§ **EXERCISE AIM**
Please report every line from the material that contains the word "果实整齐度高".

§ **DATA FOR THIS TASK**

************

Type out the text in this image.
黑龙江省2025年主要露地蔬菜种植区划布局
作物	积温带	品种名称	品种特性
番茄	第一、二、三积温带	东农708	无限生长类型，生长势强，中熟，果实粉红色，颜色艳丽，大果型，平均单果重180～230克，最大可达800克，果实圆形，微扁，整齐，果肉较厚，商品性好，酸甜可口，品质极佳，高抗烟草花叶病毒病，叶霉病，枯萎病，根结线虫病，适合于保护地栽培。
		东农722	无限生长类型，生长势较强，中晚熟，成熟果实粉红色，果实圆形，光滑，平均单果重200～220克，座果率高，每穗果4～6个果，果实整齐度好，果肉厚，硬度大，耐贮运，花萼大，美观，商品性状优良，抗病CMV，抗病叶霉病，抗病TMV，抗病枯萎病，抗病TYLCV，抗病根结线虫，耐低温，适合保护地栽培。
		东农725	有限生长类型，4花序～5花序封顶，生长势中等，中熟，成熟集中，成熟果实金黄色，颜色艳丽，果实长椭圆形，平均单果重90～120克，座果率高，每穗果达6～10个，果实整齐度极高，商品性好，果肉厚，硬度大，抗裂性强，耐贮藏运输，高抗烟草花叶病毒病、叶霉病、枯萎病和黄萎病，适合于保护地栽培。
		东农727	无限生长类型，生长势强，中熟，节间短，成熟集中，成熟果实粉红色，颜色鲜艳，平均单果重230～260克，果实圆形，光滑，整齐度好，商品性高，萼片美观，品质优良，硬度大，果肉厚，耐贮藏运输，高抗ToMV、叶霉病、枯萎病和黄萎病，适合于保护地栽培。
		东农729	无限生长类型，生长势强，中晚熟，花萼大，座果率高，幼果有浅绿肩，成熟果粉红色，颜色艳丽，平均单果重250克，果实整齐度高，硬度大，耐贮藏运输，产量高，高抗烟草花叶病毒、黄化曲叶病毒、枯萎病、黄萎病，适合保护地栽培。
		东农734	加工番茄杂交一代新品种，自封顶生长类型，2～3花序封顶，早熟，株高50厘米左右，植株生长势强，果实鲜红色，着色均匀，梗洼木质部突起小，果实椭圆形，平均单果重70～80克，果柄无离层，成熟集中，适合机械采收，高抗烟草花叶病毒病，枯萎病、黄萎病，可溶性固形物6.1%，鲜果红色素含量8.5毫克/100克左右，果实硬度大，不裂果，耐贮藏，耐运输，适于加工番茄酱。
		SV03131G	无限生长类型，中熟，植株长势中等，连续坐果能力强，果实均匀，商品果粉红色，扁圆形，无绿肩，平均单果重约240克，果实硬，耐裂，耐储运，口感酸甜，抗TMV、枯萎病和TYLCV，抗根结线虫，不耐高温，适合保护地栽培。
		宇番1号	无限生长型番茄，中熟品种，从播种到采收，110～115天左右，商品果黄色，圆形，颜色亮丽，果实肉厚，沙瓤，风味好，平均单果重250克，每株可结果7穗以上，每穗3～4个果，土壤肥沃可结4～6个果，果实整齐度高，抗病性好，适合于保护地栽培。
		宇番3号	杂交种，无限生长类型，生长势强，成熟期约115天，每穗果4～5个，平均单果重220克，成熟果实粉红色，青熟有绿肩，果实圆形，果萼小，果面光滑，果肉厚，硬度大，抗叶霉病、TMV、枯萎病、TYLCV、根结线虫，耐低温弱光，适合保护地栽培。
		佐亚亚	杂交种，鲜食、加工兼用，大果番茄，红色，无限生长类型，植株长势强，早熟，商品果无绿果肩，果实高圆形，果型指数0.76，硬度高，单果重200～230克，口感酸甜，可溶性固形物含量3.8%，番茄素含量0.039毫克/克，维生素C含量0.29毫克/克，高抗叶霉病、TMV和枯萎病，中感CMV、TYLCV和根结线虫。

************

§ **SOLUTION FOR THIS TASK**
		东农729	无限生长类型，生长势强，中晚熟，花萼大，座果率高，幼果有浅绿肩，成熟果粉红色，颜色艳丽，平均单果重250克，果实整齐度高，硬度大，耐贮藏运输，产量高，高抗烟草花叶病毒、黄化曲叶病毒、枯萎病、黄萎病，适合保护地栽培。
		宇番1号	无限生长型番茄，中熟品种，从播种到采收，110～115天左右，商品果黄色，圆形，颜色亮丽，果实肉厚，沙瓤，风味好，平均单果重250克，每株可结果7穗以上，每穗3～4个果，土壤肥沃可结4～6个果，果实整齐度高，抗病性好，适合于保护地栽培。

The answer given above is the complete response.